» **Exercise requirements**:
Exclude the pictures; give every entry again exactly as written.

Stored items
++++++++
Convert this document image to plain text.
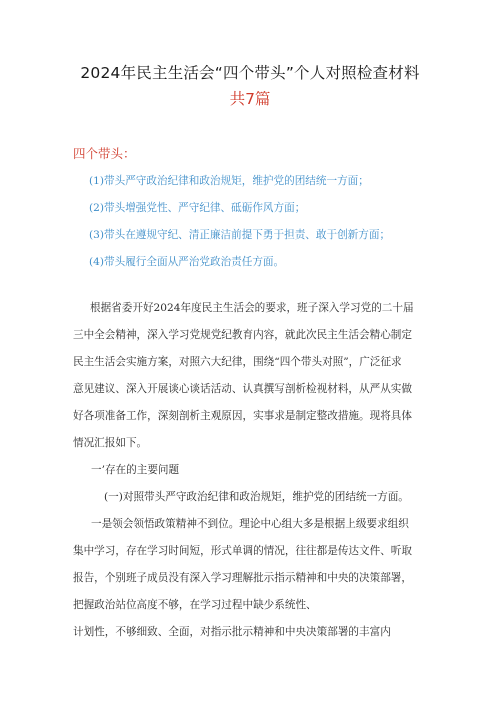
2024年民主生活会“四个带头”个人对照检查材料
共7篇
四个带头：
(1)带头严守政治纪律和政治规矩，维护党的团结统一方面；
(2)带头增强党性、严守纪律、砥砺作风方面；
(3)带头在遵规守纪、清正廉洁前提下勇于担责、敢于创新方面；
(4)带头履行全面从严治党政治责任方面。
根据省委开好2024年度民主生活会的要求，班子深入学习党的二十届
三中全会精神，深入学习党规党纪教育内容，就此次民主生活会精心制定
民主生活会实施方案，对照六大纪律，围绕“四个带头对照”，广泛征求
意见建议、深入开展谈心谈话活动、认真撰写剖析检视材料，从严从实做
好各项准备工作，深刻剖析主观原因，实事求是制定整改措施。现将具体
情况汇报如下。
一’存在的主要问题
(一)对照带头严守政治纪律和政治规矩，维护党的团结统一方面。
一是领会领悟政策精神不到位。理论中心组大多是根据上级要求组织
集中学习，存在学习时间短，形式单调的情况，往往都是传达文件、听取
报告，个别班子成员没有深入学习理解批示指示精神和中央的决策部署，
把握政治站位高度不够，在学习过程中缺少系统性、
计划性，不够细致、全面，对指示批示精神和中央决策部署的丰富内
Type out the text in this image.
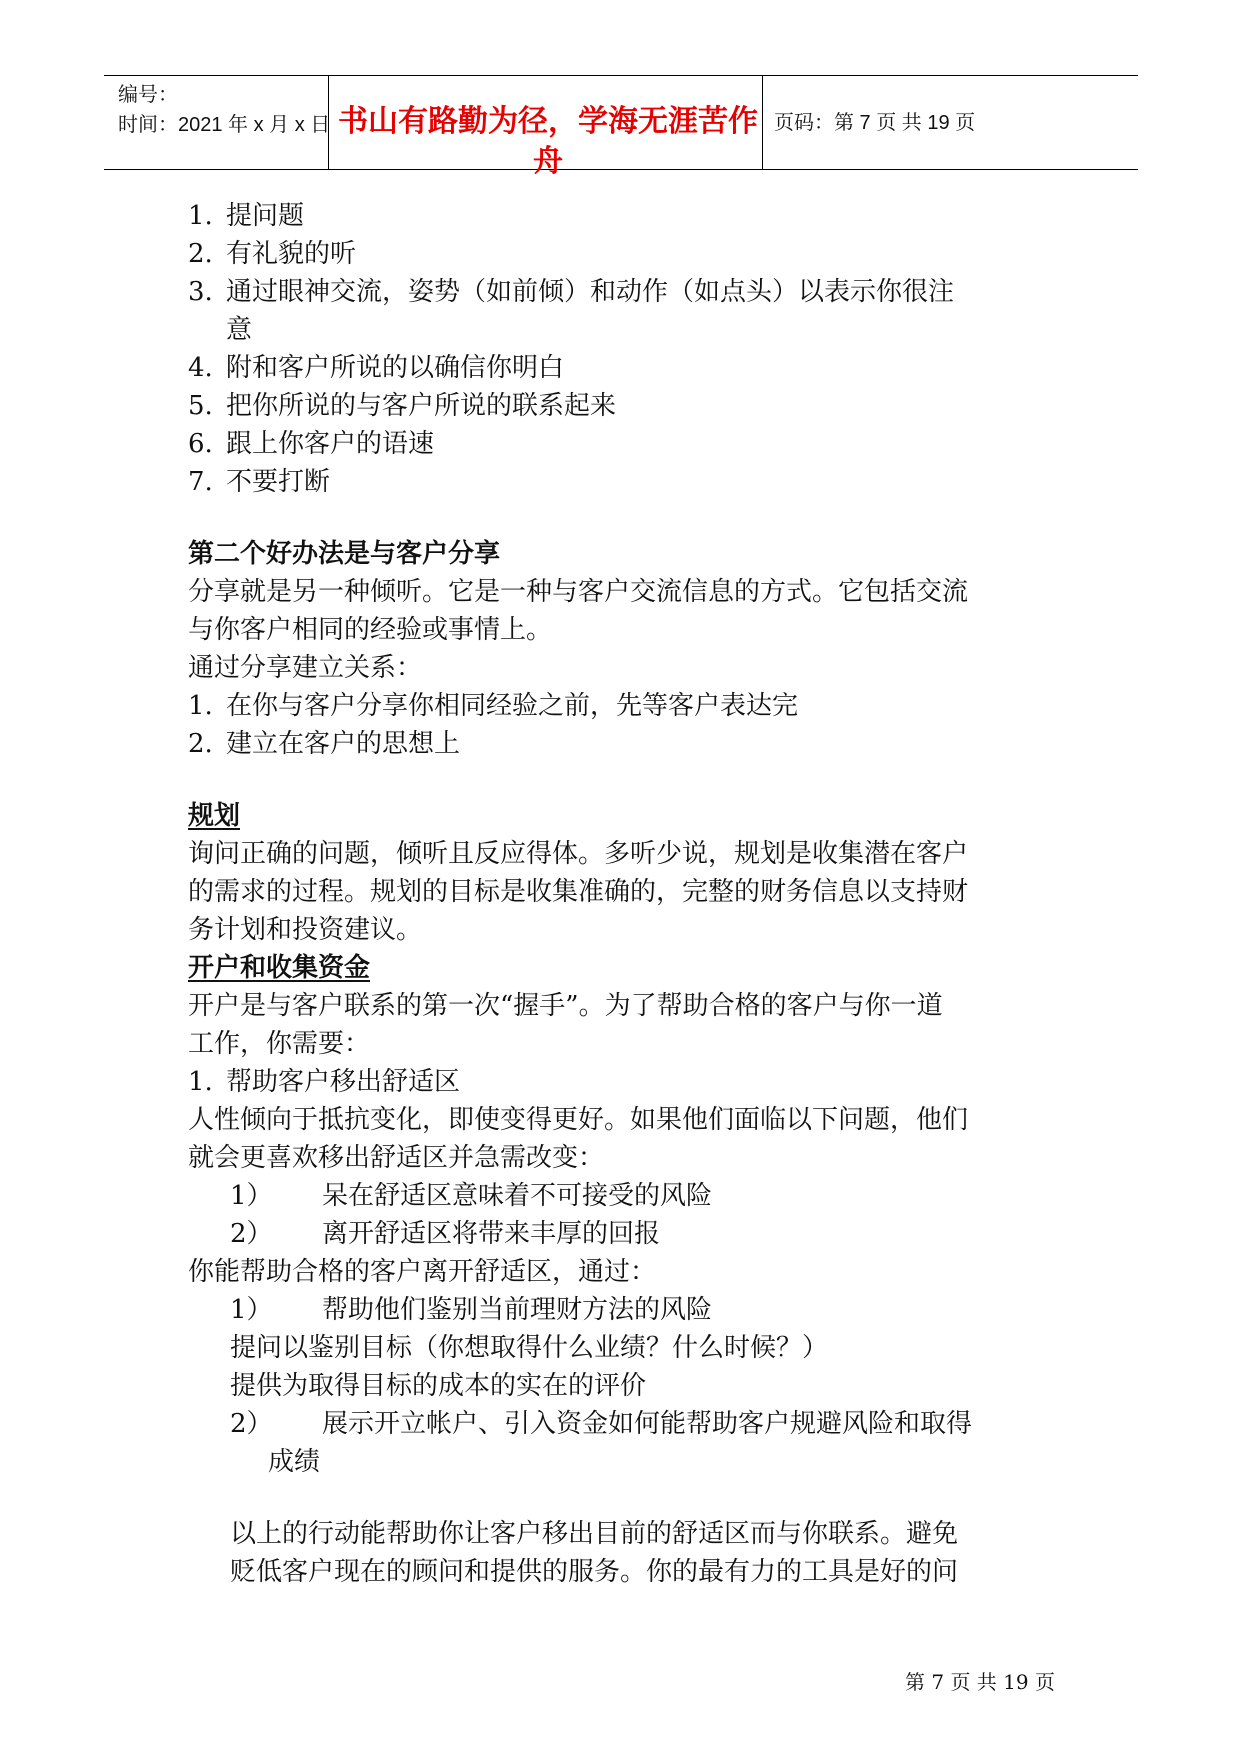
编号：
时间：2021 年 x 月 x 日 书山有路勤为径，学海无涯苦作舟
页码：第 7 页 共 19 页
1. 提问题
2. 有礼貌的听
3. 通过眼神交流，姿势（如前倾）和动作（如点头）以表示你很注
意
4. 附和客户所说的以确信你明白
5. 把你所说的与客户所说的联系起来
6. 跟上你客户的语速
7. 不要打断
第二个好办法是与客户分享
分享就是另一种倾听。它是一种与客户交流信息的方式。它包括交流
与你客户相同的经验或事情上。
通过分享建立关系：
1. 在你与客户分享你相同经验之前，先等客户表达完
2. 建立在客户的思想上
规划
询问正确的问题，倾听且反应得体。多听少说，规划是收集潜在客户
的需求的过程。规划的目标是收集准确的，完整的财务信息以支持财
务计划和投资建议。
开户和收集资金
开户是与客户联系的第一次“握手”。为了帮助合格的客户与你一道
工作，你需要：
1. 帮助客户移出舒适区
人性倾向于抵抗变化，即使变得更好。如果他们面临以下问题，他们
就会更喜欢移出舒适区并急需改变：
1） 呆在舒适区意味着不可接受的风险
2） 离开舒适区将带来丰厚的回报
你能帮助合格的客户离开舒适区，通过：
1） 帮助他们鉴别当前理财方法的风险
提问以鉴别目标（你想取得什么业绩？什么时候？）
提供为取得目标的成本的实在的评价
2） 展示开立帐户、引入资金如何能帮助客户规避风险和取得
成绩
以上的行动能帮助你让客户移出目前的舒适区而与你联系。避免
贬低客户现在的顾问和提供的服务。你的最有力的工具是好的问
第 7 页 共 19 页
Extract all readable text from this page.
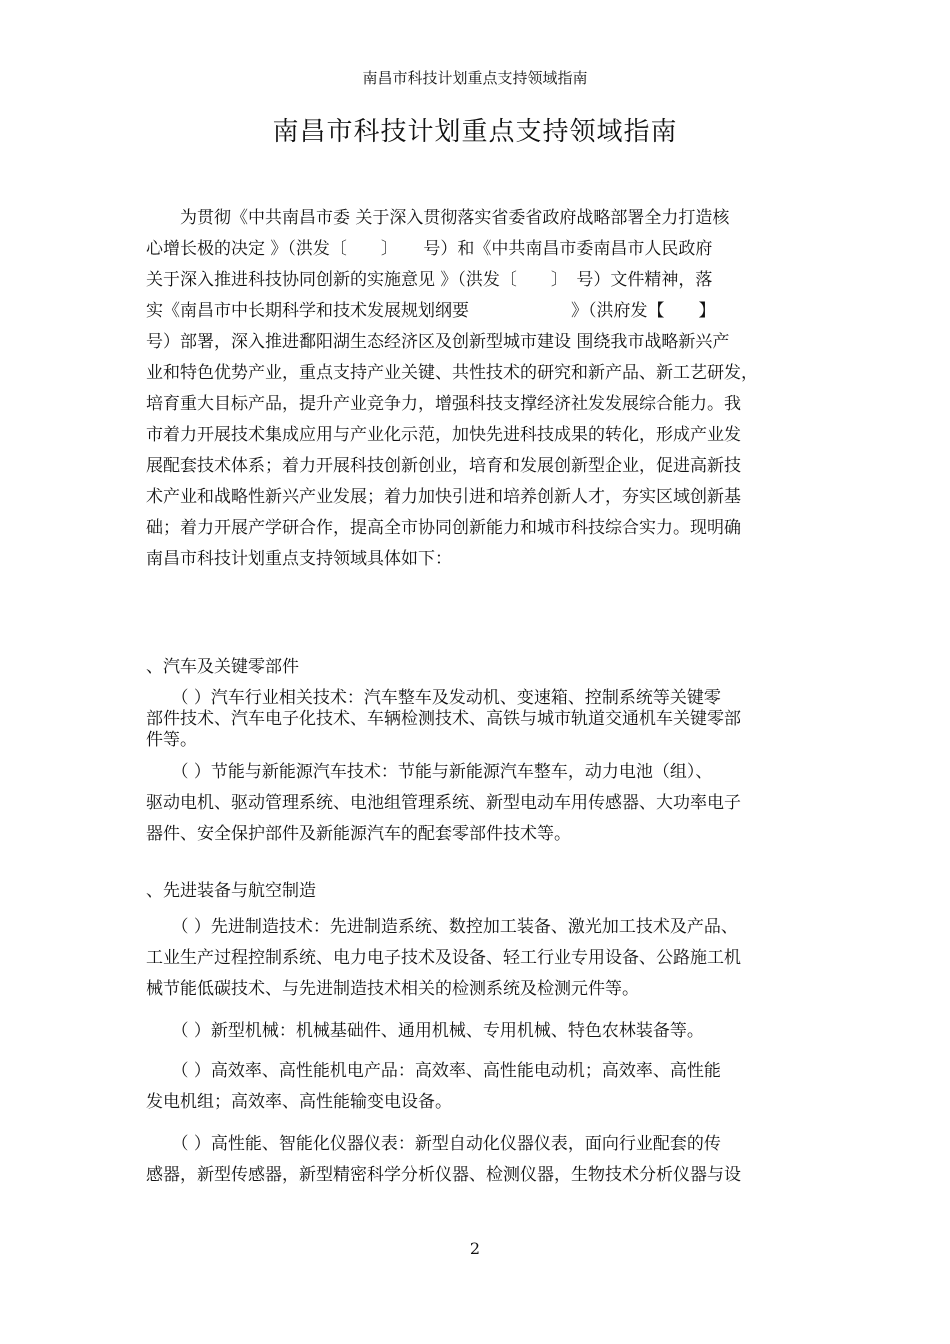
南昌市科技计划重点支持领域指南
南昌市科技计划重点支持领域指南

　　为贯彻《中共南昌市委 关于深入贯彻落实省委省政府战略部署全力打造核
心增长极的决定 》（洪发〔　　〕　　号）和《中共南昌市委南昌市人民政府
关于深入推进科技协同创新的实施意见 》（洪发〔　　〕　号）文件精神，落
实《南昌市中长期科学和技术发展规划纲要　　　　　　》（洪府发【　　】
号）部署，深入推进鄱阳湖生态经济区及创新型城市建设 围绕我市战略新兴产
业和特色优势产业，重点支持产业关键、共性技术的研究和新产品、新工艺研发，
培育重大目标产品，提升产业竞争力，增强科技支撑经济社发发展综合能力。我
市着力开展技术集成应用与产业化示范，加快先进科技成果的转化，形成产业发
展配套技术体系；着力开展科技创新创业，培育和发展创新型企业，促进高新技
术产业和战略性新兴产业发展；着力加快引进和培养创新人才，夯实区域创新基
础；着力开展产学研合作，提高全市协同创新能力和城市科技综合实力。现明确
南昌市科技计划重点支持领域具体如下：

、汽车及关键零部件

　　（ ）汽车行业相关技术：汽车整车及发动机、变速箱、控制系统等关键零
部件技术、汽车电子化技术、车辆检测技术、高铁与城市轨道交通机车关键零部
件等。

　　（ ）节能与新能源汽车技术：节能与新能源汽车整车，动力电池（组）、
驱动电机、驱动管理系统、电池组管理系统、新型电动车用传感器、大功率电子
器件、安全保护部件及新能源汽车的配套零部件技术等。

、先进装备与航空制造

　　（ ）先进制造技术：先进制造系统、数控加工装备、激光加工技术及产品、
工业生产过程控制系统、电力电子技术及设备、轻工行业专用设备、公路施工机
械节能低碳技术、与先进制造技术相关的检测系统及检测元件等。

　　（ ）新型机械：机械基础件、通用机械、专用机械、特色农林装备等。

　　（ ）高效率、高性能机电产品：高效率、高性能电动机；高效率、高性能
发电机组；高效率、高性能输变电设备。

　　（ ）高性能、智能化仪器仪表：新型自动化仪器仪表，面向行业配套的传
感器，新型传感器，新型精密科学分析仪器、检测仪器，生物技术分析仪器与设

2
++++++++
» **Task solution**:
Convert this document image to plain text.
2024年民主生活会“四个带头”个人对照检查材料
共7篇
四个带头：
(1)带头严守政治纪律和政治规矩，维护党的团结统一方面；
(2)带头增强党性、严守纪律、砥砺作风方面；
(3)带头在遵规守纪、清正廉洁前提下勇于担责、敢于创新方面；
(4)带头履行全面从严治党政治责任方面。
根据省委开好2024年度民主生活会的要求，班子深入学习党的二十届
三中全会精神，深入学习党规党纪教育内容，就此次民主生活会精心制定
民主生活会实施方案，对照六大纪律，围绕“四个带头对照”，广泛征求
意见建议、深入开展谈心谈话活动、认真撰写剖析检视材料，从严从实做
好各项准备工作，深刻剖析主观原因，实事求是制定整改措施。现将具体
情况汇报如下。
一’存在的主要问题
(一)对照带头严守政治纪律和政治规矩，维护党的团结统一方面。
一是领会领悟政策精神不到位。理论中心组大多是根据上级要求组织
集中学习，存在学习时间短，形式单调的情况，往往都是传达文件、听取
报告，个别班子成员没有深入学习理解批示指示精神和中央的决策部署，
把握政治站位高度不够，在学习过程中缺少系统性、
计划性，不够细致、全面，对指示批示精神和中央决策部署的丰富内
Type out the text in this image.
编号：
时间：2021 年 x 月 x 日 书山有路勤为径，学海无涯苦作舟
页码：第 7 页 共 19 页
1. 提问题
2. 有礼貌的听
3. 通过眼神交流，姿势（如前倾）和动作（如点头）以表示你很注
意
4. 附和客户所说的以确信你明白
5. 把你所说的与客户所说的联系起来
6. 跟上你客户的语速
7. 不要打断
第二个好办法是与客户分享
分享就是另一种倾听。它是一种与客户交流信息的方式。它包括交流
与你客户相同的经验或事情上。
通过分享建立关系：
1. 在你与客户分享你相同经验之前，先等客户表达完
2. 建立在客户的思想上
规划
询问正确的问题，倾听且反应得体。多听少说，规划是收集潜在客户
的需求的过程。规划的目标是收集准确的，完整的财务信息以支持财
务计划和投资建议。
开户和收集资金
开户是与客户联系的第一次“握手”。为了帮助合格的客户与你一道
工作，你需要：
1. 帮助客户移出舒适区
人性倾向于抵抗变化，即使变得更好。如果他们面临以下问题，他们
就会更喜欢移出舒适区并急需改变：
1） 呆在舒适区意味着不可接受的风险
2） 离开舒适区将带来丰厚的回报
你能帮助合格的客户离开舒适区，通过：
1） 帮助他们鉴别当前理财方法的风险
提问以鉴别目标（你想取得什么业绩？什么时候？）
提供为取得目标的成本的实在的评价
2） 展示开立帐户、引入资金如何能帮助客户规避风险和取得
成绩
以上的行动能帮助你让客户移出目前的舒适区而与你联系。避免
贬低客户现在的顾问和提供的服务。你的最有力的工具是好的问
第 7 页 共 19 页
Extract all readable text from this page.
南昌市科技计划重点支持领域指南
南昌市科技计划重点支持领域指南

　　为贯彻《中共南昌市委 关于深入贯彻落实省委省政府战略部署全力打造核
心增长极的决定 》（洪发〔　　〕　　号）和《中共南昌市委南昌市人民政府
关于深入推进科技协同创新的实施意见 》（洪发〔　　〕　号）文件精神，落
实《南昌市中长期科学和技术发展规划纲要　　　　　　》（洪府发【　　】
号）部署，深入推进鄱阳湖生态经济区及创新型城市建设 围绕我市战略新兴产
业和特色优势产业，重点支持产业关键、共性技术的研究和新产品、新工艺研发，
培育重大目标产品，提升产业竞争力，增强科技支撑经济社发发展综合能力。我
市着力开展技术集成应用与产业化示范，加快先进科技成果的转化，形成产业发
展配套技术体系；着力开展科技创新创业，培育和发展创新型企业，促进高新技
术产业和战略性新兴产业发展；着力加快引进和培养创新人才，夯实区域创新基
础；着力开展产学研合作，提高全市协同创新能力和城市科技综合实力。现明确
南昌市科技计划重点支持领域具体如下：

、汽车及关键零部件

　　（ ）汽车行业相关技术：汽车整车及发动机、变速箱、控制系统等关键零
部件技术、汽车电子化技术、车辆检测技术、高铁与城市轨道交通机车关键零部
件等。

　　（ ）节能与新能源汽车技术：节能与新能源汽车整车，动力电池（组）、
驱动电机、驱动管理系统、电池组管理系统、新型电动车用传感器、大功率电子
器件、安全保护部件及新能源汽车的配套零部件技术等。

、先进装备与航空制造

　　（ ）先进制造技术：先进制造系统、数控加工装备、激光加工技术及产品、
工业生产过程控制系统、电力电子技术及设备、轻工行业专用设备、公路施工机
械节能低碳技术、与先进制造技术相关的检测系统及检测元件等。

　　（ ）新型机械：机械基础件、通用机械、专用机械、特色农林装备等。

　　（ ）高效率、高性能机电产品：高效率、高性能电动机；高效率、高性能
发电机组；高效率、高性能输变电设备。

　　（ ）高性能、智能化仪器仪表：新型自动化仪器仪表，面向行业配套的传
感器，新型传感器，新型精密科学分析仪器、检测仪器，生物技术分析仪器与设

2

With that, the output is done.